-- Exercise goal --
A line counts if it contains the string "chiqarish"; say how many such lines there are, giving only the number.

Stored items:
━━━━

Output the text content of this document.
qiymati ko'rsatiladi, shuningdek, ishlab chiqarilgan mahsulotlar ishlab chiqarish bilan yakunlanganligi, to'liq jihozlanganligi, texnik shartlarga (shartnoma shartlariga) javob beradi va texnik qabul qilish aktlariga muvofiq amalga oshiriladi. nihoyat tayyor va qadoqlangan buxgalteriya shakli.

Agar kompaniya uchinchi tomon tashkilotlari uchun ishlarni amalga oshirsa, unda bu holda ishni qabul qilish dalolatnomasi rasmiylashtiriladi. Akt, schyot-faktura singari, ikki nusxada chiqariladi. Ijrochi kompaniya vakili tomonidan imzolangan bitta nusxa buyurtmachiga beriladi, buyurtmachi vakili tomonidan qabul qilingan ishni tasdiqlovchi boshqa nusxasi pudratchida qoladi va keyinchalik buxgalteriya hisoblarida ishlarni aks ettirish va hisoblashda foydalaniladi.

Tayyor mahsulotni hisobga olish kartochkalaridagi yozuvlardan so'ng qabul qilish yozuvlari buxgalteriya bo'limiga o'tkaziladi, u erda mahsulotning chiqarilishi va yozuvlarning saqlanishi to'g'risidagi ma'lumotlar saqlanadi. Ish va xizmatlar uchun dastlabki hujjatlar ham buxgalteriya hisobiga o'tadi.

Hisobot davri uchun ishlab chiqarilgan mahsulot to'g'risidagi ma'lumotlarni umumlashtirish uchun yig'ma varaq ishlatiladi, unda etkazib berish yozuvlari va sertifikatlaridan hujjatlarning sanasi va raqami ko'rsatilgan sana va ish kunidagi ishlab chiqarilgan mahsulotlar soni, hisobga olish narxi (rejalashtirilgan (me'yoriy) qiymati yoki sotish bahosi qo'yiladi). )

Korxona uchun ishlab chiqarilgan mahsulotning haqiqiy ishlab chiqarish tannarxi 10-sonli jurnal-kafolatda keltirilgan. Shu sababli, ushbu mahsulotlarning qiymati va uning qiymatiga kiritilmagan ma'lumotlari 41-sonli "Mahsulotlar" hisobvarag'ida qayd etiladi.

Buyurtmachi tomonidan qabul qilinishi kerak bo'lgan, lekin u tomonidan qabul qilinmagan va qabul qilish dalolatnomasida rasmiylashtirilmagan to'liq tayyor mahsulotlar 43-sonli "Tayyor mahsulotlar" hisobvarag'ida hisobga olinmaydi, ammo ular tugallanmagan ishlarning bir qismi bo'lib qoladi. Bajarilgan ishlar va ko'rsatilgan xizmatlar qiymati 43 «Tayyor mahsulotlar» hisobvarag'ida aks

━━━━

-- Completed task --
2